§ **Aim of the exercise**
Search the data for the string "정삼각형이므로" and gather each line it is in.

[begin Supplied records]

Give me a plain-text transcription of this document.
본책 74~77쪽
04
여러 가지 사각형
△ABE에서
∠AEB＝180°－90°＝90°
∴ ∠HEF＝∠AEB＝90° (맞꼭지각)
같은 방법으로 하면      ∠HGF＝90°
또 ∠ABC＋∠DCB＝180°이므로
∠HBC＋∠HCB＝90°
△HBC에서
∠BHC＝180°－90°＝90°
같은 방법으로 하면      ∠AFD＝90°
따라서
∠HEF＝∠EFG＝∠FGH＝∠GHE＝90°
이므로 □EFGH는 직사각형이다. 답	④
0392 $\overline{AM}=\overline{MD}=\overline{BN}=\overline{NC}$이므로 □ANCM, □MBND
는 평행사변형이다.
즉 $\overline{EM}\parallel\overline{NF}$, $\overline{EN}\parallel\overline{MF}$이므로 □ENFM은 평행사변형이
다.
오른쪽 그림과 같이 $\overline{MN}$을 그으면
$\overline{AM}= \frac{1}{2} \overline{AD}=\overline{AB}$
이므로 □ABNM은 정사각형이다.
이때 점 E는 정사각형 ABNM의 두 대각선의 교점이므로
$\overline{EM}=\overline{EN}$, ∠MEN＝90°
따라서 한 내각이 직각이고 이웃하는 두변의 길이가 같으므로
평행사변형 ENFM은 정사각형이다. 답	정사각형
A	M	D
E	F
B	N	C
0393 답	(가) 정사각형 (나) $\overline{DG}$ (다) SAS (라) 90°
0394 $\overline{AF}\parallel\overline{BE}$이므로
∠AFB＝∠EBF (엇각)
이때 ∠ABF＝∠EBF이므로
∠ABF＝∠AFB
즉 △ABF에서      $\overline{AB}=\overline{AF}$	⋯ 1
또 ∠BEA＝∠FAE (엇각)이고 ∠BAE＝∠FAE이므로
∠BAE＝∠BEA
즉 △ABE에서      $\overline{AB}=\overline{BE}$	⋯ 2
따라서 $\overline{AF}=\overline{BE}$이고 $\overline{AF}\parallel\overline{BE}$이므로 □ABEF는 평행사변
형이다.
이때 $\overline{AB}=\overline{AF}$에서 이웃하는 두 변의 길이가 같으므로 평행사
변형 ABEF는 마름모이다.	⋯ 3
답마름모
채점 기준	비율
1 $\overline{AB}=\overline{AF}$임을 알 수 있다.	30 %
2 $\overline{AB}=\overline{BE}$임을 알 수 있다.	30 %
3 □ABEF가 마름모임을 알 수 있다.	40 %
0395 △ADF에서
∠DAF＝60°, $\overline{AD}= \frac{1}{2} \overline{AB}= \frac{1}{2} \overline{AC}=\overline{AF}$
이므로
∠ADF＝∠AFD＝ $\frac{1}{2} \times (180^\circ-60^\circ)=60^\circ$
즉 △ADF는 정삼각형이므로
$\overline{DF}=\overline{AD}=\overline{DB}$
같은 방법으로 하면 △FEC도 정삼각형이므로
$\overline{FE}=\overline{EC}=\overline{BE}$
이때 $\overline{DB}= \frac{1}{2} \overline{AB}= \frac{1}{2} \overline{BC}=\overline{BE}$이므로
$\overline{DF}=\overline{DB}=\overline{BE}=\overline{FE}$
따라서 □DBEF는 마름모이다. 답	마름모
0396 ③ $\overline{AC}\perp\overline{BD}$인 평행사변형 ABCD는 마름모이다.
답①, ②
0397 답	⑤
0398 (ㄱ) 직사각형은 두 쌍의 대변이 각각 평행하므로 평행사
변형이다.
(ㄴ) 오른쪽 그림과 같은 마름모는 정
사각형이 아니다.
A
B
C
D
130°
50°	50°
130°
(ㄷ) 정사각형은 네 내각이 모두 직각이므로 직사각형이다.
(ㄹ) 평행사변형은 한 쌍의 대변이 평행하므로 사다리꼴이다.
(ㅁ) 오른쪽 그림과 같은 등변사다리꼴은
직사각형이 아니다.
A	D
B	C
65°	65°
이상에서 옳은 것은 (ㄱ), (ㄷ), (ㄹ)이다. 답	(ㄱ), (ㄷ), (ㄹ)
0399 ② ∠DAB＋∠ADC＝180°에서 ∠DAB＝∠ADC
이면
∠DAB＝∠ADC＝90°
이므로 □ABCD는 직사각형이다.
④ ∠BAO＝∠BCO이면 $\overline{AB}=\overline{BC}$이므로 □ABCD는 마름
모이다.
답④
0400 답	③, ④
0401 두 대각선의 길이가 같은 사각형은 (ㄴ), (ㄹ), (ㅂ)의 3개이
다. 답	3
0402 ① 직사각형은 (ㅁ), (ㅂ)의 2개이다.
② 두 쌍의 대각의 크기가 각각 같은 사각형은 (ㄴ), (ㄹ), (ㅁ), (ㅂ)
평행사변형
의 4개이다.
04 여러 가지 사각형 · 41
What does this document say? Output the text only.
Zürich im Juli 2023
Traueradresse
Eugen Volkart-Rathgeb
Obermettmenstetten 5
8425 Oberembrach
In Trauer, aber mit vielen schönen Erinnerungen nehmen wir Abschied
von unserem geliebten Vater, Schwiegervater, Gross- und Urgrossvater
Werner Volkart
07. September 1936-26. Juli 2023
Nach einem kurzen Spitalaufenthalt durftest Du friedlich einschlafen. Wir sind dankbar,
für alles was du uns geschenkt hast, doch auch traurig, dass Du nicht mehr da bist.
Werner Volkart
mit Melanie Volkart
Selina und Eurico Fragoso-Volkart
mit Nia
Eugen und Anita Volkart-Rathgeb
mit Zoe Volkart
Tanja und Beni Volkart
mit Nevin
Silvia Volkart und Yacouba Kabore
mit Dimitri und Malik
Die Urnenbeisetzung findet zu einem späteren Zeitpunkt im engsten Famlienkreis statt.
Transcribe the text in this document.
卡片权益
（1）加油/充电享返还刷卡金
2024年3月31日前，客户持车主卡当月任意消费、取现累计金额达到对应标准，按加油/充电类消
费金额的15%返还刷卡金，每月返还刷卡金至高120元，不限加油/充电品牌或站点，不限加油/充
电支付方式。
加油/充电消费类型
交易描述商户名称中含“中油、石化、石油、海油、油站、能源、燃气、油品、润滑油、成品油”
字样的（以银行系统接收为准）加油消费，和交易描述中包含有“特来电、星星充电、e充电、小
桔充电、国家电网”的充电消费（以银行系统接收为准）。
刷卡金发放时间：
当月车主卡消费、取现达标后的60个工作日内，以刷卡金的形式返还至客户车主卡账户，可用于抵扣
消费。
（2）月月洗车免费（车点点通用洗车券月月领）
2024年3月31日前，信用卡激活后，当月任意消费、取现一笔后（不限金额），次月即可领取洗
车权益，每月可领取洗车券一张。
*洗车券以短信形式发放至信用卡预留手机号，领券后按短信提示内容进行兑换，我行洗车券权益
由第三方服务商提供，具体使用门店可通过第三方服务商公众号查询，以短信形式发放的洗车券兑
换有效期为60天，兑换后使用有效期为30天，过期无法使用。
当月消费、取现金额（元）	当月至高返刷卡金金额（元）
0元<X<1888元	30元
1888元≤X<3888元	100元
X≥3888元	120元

[end Supplied records]

§ **Full output**
즉 △ADF는 정삼각형이므로
같은 방법으로 하면 △FEC도 정삼각형이므로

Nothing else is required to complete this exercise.